───── Records provided ─────
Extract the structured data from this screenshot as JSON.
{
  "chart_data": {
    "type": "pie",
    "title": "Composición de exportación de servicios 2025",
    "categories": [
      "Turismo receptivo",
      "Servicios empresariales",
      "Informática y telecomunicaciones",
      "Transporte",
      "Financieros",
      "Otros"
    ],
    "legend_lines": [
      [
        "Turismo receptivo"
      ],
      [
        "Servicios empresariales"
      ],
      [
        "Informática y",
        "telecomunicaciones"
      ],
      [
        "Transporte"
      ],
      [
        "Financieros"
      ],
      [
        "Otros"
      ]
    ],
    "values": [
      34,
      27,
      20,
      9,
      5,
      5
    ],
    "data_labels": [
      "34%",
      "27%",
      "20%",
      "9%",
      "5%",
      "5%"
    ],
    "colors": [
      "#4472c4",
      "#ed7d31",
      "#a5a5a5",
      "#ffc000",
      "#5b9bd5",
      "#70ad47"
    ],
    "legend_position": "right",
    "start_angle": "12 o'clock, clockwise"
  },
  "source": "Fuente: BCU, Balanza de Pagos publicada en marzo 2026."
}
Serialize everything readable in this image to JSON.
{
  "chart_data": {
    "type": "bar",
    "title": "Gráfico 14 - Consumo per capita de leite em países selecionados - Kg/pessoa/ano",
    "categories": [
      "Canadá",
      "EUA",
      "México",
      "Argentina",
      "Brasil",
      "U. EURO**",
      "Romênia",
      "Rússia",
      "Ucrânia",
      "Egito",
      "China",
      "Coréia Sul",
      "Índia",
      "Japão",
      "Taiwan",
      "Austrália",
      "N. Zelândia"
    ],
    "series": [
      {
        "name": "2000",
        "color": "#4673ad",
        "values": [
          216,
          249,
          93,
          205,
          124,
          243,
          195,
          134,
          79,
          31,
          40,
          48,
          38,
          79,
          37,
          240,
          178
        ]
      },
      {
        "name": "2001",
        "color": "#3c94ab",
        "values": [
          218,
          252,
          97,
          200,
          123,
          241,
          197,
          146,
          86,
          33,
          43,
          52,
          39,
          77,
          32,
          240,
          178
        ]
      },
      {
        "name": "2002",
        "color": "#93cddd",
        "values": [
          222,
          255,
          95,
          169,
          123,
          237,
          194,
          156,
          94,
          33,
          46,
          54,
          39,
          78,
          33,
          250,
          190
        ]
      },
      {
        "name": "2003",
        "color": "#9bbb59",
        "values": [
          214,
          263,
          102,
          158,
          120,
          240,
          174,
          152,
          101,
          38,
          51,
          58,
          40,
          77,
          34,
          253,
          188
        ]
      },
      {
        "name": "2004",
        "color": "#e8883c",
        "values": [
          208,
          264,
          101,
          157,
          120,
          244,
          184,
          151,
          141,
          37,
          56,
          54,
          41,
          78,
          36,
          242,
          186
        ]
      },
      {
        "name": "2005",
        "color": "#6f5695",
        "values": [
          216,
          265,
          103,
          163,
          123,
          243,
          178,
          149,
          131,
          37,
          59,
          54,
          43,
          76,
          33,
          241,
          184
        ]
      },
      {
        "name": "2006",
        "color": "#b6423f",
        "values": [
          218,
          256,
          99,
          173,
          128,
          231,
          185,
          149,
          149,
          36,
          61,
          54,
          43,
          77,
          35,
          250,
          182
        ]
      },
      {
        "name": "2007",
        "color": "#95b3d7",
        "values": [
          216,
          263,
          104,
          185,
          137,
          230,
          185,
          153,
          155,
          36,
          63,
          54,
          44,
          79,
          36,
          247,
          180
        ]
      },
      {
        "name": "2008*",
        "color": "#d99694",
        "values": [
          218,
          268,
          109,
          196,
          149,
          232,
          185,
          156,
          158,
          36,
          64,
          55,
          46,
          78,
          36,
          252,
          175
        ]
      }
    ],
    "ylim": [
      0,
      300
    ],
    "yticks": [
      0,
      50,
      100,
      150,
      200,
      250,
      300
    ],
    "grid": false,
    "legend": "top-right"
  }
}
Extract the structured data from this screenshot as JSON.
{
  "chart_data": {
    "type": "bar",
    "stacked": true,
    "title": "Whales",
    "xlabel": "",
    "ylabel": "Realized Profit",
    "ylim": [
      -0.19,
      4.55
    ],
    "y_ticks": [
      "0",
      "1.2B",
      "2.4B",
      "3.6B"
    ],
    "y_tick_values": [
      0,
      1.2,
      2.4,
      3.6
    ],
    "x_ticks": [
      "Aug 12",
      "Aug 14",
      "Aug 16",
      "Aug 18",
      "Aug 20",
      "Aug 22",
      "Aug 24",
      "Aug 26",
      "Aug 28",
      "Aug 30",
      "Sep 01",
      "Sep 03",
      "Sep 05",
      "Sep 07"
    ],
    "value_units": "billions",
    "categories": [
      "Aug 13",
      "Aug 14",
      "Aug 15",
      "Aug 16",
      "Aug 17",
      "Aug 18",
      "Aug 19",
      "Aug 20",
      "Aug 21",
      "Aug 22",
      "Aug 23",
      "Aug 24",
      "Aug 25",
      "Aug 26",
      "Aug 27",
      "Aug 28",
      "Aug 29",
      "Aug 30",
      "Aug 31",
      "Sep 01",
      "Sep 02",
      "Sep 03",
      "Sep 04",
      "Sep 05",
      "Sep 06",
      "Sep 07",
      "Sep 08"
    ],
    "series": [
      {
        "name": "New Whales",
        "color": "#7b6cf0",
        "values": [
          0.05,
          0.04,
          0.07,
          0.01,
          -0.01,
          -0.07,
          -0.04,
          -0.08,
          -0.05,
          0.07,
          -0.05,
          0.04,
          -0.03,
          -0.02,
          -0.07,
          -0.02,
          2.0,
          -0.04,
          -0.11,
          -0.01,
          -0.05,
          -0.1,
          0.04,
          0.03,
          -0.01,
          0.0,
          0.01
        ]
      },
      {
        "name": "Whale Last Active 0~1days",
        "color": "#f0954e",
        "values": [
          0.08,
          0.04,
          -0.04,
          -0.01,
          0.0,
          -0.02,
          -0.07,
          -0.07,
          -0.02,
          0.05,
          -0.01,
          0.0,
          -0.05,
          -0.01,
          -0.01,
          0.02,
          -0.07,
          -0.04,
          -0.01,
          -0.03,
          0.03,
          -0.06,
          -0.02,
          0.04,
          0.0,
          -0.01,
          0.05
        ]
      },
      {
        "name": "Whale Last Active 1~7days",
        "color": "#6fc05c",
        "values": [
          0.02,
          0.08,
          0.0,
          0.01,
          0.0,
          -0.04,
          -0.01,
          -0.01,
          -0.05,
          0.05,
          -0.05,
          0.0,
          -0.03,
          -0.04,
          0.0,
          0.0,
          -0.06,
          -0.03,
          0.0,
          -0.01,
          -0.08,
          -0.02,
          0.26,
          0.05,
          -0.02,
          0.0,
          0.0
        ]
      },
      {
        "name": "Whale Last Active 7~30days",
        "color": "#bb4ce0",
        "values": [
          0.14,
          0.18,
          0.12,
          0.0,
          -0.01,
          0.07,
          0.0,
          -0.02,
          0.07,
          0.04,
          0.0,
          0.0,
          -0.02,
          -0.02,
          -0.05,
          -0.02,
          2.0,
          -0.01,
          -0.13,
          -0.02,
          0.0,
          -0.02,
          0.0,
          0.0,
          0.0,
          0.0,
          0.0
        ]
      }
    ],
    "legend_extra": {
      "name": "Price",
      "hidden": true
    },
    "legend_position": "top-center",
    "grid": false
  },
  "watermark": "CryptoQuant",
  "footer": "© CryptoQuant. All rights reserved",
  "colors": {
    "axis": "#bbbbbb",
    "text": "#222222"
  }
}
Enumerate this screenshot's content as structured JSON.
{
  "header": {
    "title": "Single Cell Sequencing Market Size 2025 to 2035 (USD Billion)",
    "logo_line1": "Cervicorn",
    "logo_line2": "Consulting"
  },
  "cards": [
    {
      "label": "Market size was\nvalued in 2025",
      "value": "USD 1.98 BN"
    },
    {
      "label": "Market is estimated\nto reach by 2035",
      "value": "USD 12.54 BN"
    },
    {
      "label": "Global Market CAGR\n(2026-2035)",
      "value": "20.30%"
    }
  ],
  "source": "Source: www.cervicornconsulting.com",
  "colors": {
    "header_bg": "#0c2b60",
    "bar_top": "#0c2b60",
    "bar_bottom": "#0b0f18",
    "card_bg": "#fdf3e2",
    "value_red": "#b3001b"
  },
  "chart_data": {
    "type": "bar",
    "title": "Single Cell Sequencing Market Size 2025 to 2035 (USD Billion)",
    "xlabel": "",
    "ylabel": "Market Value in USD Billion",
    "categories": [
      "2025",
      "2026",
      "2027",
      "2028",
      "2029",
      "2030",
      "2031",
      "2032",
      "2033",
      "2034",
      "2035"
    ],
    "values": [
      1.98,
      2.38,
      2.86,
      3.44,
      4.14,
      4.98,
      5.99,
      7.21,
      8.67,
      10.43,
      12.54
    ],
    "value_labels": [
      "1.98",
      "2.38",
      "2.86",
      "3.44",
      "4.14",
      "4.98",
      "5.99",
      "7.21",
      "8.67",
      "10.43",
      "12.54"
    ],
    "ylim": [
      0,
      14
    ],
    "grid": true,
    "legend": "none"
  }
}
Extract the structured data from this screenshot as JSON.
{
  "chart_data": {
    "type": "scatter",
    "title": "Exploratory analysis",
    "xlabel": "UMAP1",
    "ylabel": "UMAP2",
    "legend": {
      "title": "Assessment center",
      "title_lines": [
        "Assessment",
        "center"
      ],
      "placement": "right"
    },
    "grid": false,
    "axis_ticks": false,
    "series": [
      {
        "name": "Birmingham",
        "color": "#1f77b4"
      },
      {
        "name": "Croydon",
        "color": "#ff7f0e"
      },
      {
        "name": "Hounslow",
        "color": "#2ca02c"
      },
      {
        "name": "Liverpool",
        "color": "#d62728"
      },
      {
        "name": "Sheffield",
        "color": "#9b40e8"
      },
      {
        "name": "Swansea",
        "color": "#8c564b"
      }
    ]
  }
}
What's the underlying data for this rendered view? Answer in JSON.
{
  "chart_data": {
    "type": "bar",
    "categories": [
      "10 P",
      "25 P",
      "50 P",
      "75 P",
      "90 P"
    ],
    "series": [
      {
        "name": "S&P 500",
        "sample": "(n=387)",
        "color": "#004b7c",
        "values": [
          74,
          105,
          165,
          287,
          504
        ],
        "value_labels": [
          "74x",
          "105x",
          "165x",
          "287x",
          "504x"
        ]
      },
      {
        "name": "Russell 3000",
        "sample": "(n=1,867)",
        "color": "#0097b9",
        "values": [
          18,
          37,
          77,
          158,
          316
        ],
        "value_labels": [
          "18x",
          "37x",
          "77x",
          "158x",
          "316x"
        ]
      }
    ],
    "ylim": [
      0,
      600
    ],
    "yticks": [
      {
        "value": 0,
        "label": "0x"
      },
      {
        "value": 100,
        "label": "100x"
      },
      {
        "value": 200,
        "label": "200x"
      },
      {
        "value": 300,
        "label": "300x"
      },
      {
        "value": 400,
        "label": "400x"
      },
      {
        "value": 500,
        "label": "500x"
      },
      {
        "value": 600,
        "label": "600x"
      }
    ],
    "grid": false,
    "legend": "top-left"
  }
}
─────
- [Task]: Copy every line of the listing containing the string "center".

- [Exercise solution]:
    "legend_position": "top-center",
      "title": "Assessment center",
        "center"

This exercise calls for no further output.